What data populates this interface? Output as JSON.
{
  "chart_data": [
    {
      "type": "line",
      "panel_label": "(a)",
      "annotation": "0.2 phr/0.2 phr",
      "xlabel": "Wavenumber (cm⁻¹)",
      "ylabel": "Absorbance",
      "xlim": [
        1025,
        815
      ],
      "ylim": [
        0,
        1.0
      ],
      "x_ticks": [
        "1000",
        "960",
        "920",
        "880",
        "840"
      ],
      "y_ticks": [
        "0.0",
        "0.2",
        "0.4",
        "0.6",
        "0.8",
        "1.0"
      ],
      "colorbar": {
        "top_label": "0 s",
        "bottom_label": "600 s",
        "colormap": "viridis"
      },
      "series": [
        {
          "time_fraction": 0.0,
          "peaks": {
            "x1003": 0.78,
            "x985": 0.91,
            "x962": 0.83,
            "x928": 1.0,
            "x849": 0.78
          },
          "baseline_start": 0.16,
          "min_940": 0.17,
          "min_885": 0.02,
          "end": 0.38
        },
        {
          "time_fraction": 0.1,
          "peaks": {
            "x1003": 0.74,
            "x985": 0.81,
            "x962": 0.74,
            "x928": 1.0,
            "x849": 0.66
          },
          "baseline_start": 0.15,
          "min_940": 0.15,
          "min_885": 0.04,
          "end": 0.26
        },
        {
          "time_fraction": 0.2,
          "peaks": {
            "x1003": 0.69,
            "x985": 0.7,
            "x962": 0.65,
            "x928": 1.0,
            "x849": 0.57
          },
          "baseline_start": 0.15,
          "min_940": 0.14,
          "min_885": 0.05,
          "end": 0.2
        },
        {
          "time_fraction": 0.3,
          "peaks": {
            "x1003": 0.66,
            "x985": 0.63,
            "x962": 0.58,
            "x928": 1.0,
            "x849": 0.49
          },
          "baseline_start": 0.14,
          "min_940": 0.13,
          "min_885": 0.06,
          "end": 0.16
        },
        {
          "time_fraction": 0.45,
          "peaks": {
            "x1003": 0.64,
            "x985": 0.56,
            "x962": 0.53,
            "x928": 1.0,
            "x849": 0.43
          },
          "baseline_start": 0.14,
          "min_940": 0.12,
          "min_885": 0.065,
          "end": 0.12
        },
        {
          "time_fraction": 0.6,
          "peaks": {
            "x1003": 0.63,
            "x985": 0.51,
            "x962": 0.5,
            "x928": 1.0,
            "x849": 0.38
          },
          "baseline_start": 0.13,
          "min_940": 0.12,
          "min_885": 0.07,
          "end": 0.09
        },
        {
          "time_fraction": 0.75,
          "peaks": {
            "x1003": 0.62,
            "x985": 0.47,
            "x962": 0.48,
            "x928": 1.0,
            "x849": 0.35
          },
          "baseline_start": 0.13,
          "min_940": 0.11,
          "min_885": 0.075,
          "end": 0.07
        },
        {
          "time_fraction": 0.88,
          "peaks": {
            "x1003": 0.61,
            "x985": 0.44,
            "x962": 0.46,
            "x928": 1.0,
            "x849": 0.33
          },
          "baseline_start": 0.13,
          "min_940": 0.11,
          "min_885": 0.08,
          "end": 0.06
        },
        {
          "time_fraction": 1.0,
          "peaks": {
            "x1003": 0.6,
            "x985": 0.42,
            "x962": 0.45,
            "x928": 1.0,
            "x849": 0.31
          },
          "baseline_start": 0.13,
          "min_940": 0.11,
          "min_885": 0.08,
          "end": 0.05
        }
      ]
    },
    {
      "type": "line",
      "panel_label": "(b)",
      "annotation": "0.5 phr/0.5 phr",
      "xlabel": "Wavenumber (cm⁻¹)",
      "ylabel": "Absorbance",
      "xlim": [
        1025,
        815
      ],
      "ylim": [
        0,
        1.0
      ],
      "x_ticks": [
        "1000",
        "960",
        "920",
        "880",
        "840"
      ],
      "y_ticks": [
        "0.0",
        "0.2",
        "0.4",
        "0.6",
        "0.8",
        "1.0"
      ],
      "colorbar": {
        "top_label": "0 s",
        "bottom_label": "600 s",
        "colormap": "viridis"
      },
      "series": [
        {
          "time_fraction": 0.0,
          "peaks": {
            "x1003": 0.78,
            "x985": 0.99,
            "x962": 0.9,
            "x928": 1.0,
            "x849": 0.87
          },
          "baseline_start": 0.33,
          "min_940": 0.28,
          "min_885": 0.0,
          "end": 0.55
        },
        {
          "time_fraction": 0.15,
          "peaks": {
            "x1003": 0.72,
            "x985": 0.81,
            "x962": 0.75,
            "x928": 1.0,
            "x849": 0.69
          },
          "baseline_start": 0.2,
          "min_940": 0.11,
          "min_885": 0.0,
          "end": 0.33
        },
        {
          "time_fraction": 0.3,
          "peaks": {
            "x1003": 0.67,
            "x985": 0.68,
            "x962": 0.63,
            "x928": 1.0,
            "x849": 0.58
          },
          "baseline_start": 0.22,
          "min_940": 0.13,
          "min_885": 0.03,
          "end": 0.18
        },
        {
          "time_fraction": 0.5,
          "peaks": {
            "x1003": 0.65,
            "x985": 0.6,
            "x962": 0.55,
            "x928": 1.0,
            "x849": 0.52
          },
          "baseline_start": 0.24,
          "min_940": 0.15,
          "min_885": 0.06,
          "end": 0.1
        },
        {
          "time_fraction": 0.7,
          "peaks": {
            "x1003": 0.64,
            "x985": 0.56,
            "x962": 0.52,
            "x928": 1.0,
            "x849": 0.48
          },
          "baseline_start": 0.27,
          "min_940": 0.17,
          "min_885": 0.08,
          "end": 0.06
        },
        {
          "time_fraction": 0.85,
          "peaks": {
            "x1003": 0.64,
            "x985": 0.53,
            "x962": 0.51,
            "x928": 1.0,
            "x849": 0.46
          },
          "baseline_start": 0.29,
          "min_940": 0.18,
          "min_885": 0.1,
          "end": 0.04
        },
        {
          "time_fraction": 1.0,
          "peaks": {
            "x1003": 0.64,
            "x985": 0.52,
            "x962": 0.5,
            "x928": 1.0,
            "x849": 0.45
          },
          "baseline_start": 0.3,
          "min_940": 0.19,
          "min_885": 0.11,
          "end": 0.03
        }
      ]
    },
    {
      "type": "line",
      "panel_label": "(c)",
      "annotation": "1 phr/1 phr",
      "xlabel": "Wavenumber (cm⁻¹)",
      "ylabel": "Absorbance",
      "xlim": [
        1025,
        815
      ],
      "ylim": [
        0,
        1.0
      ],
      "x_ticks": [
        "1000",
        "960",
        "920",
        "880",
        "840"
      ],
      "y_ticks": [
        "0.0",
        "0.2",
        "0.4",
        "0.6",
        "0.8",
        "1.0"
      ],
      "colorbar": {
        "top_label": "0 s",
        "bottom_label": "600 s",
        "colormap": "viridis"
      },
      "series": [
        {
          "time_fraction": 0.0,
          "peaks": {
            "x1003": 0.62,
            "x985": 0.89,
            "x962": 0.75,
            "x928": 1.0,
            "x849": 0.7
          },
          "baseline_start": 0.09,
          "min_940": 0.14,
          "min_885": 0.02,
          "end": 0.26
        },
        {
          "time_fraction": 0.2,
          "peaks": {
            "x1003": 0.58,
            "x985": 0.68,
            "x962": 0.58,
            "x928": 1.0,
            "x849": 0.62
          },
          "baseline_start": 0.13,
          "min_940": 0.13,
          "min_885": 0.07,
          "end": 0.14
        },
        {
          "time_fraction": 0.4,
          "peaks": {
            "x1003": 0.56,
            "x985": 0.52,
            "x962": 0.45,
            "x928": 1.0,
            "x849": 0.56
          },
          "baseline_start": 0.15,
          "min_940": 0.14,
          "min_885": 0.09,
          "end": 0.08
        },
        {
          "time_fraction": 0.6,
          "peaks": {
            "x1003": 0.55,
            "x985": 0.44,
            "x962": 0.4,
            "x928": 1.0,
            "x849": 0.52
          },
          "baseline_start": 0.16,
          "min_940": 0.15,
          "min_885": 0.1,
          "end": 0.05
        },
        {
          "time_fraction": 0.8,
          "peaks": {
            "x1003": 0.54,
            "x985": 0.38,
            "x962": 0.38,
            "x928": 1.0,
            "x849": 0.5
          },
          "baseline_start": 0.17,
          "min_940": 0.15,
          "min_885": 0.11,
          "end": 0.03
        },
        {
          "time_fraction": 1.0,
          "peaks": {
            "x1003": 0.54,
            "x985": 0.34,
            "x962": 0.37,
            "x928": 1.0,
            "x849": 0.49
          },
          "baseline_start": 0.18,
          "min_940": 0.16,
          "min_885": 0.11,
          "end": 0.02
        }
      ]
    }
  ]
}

Instructions for the task: Out of the material above, select every line that holds the string "annotation".

Written solution:
      "annotation": "0.2 phr/0.2 phr",
      "annotation": "0.5 phr/0.5 phr",
      "annotation": "1 phr/1 phr",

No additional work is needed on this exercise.